Please give the listing again, word for word, with nothing left out.

* start Data extract *

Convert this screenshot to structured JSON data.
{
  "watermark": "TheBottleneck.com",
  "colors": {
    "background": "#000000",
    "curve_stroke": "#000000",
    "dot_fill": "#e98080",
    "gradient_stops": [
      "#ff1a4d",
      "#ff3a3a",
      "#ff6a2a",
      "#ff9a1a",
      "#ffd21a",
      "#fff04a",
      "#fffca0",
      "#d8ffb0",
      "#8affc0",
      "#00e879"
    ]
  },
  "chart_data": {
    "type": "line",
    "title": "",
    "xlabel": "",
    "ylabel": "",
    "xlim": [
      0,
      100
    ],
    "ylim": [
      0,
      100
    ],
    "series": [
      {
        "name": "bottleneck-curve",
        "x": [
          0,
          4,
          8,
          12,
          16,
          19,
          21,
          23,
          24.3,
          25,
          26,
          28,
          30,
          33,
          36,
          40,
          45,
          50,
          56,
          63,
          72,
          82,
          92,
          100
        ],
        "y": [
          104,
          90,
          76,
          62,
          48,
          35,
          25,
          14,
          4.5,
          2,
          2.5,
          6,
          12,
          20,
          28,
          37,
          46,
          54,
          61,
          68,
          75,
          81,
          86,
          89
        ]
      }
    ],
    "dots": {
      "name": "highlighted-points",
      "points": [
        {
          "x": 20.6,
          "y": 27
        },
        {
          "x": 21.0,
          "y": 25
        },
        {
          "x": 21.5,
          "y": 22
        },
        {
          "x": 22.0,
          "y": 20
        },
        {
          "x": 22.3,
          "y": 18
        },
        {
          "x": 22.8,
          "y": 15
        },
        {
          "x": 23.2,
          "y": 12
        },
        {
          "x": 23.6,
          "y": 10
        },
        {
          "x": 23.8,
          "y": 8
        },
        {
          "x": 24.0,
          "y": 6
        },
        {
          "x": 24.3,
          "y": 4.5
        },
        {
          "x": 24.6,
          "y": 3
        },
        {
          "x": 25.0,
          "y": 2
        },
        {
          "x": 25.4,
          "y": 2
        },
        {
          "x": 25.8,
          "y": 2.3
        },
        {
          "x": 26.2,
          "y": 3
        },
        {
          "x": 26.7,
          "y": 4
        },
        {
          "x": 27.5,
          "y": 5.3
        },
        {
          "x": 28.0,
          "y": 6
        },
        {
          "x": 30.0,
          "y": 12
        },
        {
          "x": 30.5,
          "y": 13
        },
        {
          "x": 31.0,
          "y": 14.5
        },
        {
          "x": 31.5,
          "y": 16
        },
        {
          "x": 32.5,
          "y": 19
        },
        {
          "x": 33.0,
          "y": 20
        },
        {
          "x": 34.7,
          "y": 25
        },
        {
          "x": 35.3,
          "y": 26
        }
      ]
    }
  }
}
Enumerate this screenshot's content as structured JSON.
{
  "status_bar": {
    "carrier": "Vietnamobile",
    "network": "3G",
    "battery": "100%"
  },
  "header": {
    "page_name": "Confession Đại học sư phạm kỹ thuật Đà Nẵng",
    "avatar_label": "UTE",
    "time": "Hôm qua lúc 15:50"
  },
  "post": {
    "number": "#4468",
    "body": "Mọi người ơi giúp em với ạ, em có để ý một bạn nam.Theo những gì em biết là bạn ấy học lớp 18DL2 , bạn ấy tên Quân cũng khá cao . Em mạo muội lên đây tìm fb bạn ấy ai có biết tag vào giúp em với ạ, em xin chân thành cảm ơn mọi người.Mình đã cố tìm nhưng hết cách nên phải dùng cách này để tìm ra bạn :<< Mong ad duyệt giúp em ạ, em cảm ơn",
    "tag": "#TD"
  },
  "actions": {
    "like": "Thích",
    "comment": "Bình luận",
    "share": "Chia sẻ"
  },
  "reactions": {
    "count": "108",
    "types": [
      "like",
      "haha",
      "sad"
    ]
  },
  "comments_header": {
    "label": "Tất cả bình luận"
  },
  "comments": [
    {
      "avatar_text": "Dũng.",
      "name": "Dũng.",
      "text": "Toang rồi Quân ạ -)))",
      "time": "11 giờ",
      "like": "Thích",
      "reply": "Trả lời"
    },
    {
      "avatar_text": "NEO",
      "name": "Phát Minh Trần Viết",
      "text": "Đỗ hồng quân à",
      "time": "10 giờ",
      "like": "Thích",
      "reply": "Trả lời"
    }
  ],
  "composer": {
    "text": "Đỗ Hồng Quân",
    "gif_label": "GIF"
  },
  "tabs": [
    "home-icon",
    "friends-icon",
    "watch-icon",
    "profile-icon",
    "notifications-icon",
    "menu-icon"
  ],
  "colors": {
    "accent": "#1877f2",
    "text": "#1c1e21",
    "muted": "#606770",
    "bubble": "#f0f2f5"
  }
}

* end Data extract *

(Solution to this problem)
Convert this screenshot to structured JSON data.
{
  "watermark": "TheBottleneck.com",
  "colors": {
    "background": "#000000",
    "curve_stroke": "#000000",
    "dot_fill": "#e98080",
    "gradient_stops": [
      "#ff1a4d",
      "#ff3a3a",
      "#ff6a2a",
      "#ff9a1a",
      "#ffd21a",
      "#fff04a",
      "#fffca0",
      "#d8ffb0",
      "#8affc0",
      "#00e879"
    ]
  },
  "chart_data": {
    "type": "line",
    "title": "",
    "xlabel": "",
    "ylabel": "",
    "xlim": [
      0,
      100
    ],
    "ylim": [
      0,
      100
    ],
    "series": [
      {
        "name": "bottleneck-curve",
        "x": [
          0,
          4,
          8,
          12,
          16,
          19,
          21,
          23,
          24.3,
          25,
          26,
          28,
          30,
          33,
          36,
          40,
          45,
          50,
          56,
          63,
          72,
          82,
          92,
          100
        ],
        "y": [
          104,
          90,
          76,
          62,
          48,
          35,
          25,
          14,
          4.5,
          2,
          2.5,
          6,
          12,
          20,
          28,
          37,
          46,
          54,
          61,
          68,
          75,
          81,
          86,
          89
        ]
      }
    ],
    "dots": {
      "name": "highlighted-points",
      "points": [
        {
          "x": 20.6,
          "y": 27
        },
        {
          "x": 21.0,
          "y": 25
        },
        {
          "x": 21.5,
          "y": 22
        },
        {
          "x": 22.0,
          "y": 20
        },
        {
          "x": 22.3,
          "y": 18
        },
        {
          "x": 22.8,
          "y": 15
        },
        {
          "x": 23.2,
          "y": 12
        },
        {
          "x": 23.6,
          "y": 10
        },
        {
          "x": 23.8,
          "y": 8
        },
        {
          "x": 24.0,
          "y": 6
        },
        {
          "x": 24.3,
          "y": 4.5
        },
        {
          "x": 24.6,
          "y": 3
        },
        {
          "x": 25.0,
          "y": 2
        },
        {
          "x": 25.4,
          "y": 2
        },
        {
          "x": 25.8,
          "y": 2.3
        },
        {
          "x": 26.2,
          "y": 3
        },
        {
          "x": 26.7,
          "y": 4
        },
        {
          "x": 27.5,
          "y": 5.3
        },
        {
          "x": 28.0,
          "y": 6
        },
        {
          "x": 30.0,
          "y": 12
        },
        {
          "x": 30.5,
          "y": 13
        },
        {
          "x": 31.0,
          "y": 14.5
        },
        {
          "x": 31.5,
          "y": 16
        },
        {
          "x": 32.5,
          "y": 19
        },
        {
          "x": 33.0,
          "y": 20
        },
        {
          "x": 34.7,
          "y": 25
        },
        {
          "x": 35.3,
          "y": 26
        }
      ]
    }
  }
}
Enumerate this screenshot's content as structured JSON.
{
  "status_bar": {
    "carrier": "Vietnamobile",
    "network": "3G",
    "battery": "100%"
  },
  "header": {
    "page_name": "Confession Đại học sư phạm kỹ thuật Đà Nẵng",
    "avatar_label": "UTE",
    "time": "Hôm qua lúc 15:50"
  },
  "post": {
    "number": "#4468",
    "body": "Mọi người ơi giúp em với ạ, em có để ý một bạn nam.Theo những gì em biết là bạn ấy học lớp 18DL2 , bạn ấy tên Quân cũng khá cao . Em mạo muội lên đây tìm fb bạn ấy ai có biết tag vào giúp em với ạ, em xin chân thành cảm ơn mọi người.Mình đã cố tìm nhưng hết cách nên phải dùng cách này để tìm ra bạn :<< Mong ad duyệt giúp em ạ, em cảm ơn",
    "tag": "#TD"
  },
  "actions": {
    "like": "Thích",
    "comment": "Bình luận",
    "share": "Chia sẻ"
  },
  "reactions": {
    "count": "108",
    "types": [
      "like",
      "haha",
      "sad"
    ]
  },
  "comments_header": {
    "label": "Tất cả bình luận"
  },
  "comments": [
    {
      "avatar_text": "Dũng.",
      "name": "Dũng.",
      "text": "Toang rồi Quân ạ -)))",
      "time": "11 giờ",
      "like": "Thích",
      "reply": "Trả lời"
    },
    {
      "avatar_text": "NEO",
      "name": "Phát Minh Trần Viết",
      "text": "Đỗ hồng quân à",
      "time": "10 giờ",
      "like": "Thích",
      "reply": "Trả lời"
    }
  ],
  "composer": {
    "text": "Đỗ Hồng Quân",
    "gif_label": "GIF"
  },
  "tabs": [
    "home-icon",
    "friends-icon",
    "watch-icon",
    "profile-icon",
    "notifications-icon",
    "menu-icon"
  ],
  "colors": {
    "accent": "#1877f2",
    "text": "#1c1e21",
    "muted": "#606770",
    "bubble": "#f0f2f5"
  }
}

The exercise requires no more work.